### GOAL:
Count how many lines in the material below hold the word "مرجع"; the reply is that number alone.

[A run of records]
****************

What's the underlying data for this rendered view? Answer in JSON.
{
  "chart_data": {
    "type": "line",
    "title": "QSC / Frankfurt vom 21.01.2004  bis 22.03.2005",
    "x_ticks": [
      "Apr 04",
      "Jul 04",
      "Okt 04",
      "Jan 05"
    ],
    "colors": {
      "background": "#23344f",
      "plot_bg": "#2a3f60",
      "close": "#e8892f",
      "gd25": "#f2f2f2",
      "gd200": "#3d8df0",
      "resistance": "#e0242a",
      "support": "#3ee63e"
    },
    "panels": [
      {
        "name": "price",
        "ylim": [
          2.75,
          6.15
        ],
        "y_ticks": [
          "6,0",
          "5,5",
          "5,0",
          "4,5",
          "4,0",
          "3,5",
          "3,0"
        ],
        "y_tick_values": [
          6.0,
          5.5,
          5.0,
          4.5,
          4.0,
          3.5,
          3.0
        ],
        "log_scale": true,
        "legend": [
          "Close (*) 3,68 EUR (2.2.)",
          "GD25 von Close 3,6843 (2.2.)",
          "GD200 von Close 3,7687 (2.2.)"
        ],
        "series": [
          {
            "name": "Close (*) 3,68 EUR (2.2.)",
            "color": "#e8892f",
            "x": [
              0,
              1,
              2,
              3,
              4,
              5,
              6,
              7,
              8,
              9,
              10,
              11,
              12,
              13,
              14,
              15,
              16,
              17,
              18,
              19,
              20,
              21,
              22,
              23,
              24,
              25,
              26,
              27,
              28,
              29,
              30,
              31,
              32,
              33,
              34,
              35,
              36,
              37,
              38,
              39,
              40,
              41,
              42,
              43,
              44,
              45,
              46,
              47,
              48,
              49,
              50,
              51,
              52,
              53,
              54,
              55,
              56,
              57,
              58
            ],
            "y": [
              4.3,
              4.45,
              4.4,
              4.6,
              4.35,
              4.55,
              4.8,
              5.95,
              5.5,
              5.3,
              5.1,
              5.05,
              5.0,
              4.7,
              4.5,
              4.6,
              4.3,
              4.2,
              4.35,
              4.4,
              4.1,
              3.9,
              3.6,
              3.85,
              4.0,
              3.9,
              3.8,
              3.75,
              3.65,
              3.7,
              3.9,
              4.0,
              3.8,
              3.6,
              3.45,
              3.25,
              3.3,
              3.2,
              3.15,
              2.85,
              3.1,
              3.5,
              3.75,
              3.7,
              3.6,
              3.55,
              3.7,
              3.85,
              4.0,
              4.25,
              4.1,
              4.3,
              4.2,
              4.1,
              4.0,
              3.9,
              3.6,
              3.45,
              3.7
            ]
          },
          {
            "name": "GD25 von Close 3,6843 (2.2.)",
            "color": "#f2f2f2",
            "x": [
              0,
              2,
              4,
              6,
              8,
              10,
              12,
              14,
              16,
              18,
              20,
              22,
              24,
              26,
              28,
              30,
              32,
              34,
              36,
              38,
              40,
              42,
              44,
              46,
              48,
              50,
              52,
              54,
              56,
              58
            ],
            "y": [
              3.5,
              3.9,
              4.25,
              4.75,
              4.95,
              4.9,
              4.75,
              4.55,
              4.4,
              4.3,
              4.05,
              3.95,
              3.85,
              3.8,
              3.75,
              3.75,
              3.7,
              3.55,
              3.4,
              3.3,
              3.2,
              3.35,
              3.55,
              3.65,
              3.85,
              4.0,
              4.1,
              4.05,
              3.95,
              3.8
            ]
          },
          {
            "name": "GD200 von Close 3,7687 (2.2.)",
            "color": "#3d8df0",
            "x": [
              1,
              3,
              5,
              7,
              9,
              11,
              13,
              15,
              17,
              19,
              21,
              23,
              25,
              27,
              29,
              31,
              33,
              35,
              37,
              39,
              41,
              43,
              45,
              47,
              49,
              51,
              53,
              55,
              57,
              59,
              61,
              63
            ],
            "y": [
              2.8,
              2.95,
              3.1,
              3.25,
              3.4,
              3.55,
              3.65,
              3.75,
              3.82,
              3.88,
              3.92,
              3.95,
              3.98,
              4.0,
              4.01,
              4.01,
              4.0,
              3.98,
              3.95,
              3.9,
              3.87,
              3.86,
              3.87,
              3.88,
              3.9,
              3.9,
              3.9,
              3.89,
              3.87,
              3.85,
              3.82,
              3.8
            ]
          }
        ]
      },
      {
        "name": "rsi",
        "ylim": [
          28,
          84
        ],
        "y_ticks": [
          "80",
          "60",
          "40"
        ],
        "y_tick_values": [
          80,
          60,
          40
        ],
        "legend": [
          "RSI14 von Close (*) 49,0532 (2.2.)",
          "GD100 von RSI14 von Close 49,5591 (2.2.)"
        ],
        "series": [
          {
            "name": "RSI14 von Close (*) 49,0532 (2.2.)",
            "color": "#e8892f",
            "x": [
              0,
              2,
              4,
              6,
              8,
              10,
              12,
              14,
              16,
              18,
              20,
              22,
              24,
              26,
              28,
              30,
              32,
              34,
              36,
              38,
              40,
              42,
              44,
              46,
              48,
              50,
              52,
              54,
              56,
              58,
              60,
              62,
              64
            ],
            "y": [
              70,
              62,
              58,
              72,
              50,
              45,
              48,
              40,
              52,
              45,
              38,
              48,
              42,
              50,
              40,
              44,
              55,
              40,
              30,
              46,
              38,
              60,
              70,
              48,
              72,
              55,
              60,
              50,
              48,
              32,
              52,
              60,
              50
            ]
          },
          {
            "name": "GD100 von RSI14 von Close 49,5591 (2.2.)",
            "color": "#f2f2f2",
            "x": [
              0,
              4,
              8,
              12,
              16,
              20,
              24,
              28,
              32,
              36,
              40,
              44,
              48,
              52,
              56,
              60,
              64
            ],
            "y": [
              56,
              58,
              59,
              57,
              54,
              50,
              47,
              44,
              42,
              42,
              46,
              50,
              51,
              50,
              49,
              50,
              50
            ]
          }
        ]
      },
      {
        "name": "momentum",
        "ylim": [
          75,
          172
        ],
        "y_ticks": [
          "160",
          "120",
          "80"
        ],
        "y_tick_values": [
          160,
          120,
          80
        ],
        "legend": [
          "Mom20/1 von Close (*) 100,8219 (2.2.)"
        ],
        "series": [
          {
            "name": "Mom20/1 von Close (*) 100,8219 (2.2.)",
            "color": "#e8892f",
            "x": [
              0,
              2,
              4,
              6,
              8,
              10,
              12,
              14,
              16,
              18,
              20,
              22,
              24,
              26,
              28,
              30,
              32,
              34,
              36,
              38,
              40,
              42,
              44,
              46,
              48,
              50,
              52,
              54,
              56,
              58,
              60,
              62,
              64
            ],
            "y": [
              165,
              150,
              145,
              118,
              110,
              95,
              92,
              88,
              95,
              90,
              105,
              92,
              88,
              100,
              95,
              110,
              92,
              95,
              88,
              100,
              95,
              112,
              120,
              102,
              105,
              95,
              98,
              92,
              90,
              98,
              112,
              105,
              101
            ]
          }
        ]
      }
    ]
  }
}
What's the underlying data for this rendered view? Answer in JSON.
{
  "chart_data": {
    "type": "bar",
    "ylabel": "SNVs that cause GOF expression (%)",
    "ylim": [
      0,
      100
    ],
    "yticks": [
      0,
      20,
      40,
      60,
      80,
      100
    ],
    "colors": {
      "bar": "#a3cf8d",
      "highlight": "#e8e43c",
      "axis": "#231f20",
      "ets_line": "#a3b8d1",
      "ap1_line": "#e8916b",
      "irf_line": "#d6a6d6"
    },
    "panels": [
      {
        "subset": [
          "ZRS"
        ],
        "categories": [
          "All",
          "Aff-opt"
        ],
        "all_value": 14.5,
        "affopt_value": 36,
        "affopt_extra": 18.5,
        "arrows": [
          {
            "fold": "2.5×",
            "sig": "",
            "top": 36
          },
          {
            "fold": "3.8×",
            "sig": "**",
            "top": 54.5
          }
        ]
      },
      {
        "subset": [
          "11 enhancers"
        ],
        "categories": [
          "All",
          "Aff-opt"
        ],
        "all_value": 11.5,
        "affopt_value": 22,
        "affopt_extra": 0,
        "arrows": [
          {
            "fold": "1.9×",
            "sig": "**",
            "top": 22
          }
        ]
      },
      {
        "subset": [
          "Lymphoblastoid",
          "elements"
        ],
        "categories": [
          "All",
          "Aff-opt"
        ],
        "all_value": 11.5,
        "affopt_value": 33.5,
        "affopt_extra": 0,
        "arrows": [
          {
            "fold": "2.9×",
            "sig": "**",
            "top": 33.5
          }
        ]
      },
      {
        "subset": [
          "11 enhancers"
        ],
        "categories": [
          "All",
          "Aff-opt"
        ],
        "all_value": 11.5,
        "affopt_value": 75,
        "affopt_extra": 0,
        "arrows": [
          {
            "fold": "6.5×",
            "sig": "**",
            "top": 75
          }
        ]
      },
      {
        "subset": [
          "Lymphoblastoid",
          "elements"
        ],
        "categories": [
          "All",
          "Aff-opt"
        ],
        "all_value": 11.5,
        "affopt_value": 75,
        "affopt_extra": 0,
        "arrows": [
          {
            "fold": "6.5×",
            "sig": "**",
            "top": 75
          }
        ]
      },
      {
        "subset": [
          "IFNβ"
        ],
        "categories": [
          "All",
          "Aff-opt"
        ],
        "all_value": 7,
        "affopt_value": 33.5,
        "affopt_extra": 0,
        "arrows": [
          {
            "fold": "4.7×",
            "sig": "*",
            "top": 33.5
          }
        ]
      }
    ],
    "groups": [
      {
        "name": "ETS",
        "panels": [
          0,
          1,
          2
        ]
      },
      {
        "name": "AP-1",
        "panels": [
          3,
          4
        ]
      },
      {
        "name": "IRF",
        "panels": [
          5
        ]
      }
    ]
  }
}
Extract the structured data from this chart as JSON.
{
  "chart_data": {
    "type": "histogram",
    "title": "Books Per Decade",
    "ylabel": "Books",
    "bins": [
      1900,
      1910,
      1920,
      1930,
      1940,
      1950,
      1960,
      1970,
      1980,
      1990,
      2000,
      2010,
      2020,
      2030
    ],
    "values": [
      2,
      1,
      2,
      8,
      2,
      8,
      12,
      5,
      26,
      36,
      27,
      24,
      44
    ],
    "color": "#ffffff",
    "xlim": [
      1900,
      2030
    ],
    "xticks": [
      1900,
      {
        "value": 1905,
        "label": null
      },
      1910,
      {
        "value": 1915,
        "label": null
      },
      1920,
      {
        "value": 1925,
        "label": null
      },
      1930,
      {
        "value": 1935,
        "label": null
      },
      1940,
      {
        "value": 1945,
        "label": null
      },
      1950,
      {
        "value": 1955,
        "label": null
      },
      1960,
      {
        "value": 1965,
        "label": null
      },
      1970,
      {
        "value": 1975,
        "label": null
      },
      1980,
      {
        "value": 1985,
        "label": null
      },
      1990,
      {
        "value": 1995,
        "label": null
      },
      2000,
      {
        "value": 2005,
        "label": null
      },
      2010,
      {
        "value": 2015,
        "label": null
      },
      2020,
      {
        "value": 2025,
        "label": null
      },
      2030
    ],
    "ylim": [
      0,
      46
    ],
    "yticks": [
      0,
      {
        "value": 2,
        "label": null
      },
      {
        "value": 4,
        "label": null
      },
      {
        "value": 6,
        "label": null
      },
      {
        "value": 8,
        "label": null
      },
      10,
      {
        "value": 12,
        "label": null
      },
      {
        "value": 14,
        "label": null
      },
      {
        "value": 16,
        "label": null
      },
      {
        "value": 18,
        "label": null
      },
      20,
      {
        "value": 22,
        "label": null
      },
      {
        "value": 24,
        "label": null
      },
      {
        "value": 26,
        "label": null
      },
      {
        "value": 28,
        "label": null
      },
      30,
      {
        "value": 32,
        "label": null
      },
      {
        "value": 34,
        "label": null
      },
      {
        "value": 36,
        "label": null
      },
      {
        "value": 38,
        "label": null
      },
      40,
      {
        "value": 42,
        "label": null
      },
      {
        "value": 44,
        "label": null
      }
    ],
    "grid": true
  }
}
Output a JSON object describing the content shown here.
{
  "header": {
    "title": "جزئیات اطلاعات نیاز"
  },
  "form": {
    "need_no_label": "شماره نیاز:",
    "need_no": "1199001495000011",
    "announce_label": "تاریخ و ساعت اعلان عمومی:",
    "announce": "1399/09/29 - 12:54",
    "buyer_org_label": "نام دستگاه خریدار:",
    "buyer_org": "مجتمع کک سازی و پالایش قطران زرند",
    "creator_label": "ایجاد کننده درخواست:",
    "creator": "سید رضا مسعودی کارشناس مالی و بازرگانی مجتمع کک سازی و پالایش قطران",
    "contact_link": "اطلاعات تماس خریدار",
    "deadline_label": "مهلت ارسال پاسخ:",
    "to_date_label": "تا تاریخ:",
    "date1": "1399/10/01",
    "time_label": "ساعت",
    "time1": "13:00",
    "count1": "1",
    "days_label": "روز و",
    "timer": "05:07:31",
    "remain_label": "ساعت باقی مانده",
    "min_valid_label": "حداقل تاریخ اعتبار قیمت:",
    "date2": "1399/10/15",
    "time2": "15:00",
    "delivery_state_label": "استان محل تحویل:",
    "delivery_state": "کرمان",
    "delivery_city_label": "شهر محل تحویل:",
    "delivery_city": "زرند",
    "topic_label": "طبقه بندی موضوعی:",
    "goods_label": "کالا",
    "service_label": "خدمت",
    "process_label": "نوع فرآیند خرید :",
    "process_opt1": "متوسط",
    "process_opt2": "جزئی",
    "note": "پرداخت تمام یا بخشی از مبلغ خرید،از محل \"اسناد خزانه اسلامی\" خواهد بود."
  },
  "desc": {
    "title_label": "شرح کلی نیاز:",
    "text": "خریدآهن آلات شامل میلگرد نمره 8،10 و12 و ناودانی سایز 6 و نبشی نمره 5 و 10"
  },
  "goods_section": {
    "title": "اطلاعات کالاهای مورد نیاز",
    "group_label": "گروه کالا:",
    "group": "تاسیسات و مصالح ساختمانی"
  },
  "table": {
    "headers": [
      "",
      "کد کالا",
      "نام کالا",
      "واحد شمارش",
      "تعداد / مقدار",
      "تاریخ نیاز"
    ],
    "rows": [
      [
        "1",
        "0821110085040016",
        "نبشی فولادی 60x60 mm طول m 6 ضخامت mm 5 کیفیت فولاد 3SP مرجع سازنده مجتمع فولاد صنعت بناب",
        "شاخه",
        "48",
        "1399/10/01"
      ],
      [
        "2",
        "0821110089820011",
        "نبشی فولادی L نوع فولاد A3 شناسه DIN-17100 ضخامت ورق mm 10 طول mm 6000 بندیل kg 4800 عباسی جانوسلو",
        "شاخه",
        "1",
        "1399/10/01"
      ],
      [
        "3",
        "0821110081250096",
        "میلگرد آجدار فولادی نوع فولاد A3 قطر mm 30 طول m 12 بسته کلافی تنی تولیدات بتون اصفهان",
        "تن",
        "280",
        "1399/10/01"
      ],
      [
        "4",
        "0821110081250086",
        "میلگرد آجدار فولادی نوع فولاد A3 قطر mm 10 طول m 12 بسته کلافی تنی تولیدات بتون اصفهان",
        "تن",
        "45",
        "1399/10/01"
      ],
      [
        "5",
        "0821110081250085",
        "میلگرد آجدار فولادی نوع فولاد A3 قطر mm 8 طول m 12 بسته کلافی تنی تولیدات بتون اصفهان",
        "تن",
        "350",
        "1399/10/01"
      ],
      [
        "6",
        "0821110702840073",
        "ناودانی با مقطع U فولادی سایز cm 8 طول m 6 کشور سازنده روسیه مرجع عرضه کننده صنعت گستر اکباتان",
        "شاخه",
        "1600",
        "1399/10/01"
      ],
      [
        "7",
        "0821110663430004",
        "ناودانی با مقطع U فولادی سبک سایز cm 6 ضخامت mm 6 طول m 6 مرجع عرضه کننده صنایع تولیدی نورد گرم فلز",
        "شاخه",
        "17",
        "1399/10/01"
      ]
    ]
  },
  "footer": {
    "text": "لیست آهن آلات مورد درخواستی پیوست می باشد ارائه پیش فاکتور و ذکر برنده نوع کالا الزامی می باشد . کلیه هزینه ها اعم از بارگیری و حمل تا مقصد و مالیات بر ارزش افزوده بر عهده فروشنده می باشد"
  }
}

****************

### CORRECT RESULT:
3